= Listed records =

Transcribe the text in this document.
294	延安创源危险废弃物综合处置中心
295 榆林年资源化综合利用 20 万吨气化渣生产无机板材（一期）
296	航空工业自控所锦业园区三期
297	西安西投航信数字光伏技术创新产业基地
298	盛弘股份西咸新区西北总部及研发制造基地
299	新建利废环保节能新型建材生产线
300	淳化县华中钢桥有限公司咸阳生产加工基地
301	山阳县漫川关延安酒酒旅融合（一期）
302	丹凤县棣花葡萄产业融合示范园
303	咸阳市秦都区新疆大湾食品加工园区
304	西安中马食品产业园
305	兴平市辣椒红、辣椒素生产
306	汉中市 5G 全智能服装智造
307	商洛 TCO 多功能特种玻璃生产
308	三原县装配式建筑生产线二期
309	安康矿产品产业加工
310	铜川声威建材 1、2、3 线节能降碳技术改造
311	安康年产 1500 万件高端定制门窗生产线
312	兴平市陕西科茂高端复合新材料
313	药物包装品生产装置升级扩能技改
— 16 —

= Exercise task =
Restate the records, all of them, precisely as written.

= The reply =
Transcribe the text in this document.
294	延安创源危险废弃物综合处置中心
295 榆林年资源化综合利用 20 万吨气化渣生产无机板材（一期）
296	航空工业自控所锦业园区三期
297	西安西投航信数字光伏技术创新产业基地
298	盛弘股份西咸新区西北总部及研发制造基地
299	新建利废环保节能新型建材生产线
300	淳化县华中钢桥有限公司咸阳生产加工基地
301	山阳县漫川关延安酒酒旅融合（一期）
302	丹凤县棣花葡萄产业融合示范园
303	咸阳市秦都区新疆大湾食品加工园区
304	西安中马食品产业园
305	兴平市辣椒红、辣椒素生产
306	汉中市 5G 全智能服装智造
307	商洛 TCO 多功能特种玻璃生产
308	三原县装配式建筑生产线二期
309	安康矿产品产业加工
310	铜川声威建材 1、2、3 线节能降碳技术改造
311	安康年产 1500 万件高端定制门窗生产线
312	兴平市陕西科茂高端复合新材料
313	药物包装品生产装置升级扩能技改
— 16 —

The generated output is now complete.